Collect every line in the records below that contains the word "marker".

__Data in this exercise__:
____
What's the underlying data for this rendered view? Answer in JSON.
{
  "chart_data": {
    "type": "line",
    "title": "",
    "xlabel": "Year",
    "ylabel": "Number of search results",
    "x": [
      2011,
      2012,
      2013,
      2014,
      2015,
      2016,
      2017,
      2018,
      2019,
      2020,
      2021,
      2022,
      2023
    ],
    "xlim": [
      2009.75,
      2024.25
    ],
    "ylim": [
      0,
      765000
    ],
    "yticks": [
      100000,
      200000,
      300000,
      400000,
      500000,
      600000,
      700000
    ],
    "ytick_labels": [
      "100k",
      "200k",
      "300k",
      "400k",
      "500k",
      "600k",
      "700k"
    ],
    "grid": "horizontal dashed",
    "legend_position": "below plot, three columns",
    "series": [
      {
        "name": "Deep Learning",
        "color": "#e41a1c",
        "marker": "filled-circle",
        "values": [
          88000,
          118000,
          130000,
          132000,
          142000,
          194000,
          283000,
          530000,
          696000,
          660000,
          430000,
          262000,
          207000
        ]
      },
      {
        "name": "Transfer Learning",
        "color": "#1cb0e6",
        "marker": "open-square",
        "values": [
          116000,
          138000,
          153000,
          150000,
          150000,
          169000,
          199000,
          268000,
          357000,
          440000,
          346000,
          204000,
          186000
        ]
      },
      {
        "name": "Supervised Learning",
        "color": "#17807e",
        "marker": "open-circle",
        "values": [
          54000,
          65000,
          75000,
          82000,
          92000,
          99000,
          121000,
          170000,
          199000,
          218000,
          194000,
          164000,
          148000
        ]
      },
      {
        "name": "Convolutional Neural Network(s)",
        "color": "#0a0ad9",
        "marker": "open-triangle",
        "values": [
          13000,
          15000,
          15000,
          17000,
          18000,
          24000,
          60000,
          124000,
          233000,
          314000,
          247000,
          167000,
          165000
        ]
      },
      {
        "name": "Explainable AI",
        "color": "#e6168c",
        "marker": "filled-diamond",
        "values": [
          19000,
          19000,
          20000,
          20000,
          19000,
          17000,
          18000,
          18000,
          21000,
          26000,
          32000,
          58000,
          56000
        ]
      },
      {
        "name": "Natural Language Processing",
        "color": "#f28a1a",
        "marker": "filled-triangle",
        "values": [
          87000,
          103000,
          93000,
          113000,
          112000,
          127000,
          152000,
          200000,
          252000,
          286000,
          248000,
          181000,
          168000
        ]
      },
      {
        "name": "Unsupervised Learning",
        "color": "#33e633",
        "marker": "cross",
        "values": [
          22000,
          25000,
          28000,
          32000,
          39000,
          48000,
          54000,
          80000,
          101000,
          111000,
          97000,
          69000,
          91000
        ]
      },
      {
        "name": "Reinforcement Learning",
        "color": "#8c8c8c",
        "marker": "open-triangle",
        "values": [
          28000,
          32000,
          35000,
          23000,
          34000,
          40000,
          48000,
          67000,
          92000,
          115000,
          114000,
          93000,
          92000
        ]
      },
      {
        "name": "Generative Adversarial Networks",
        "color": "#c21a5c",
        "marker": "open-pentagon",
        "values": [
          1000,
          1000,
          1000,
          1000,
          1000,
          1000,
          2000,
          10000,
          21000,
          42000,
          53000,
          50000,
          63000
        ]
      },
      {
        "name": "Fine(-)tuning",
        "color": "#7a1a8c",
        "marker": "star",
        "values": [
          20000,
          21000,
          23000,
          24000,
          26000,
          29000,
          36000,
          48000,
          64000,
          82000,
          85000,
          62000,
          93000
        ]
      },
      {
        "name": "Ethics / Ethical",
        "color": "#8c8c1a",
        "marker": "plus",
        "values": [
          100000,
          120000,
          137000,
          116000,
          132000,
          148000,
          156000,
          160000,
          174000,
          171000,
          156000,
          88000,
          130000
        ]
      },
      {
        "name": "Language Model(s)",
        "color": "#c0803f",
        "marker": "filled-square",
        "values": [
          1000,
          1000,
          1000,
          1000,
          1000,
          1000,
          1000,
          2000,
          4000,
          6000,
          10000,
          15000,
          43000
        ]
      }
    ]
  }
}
____
__Answer in full__:
        "marker": "filled-circle",
        "marker": "open-square",
        "marker": "open-circle",
        "marker": "open-triangle",
        "marker": "filled-diamond",
        "marker": "filled-triangle",
        "marker": "cross",
        "marker": "open-triangle",
        "marker": "open-pentagon",
        "marker": "star",
        "marker": "plus",
        "marker": "filled-square",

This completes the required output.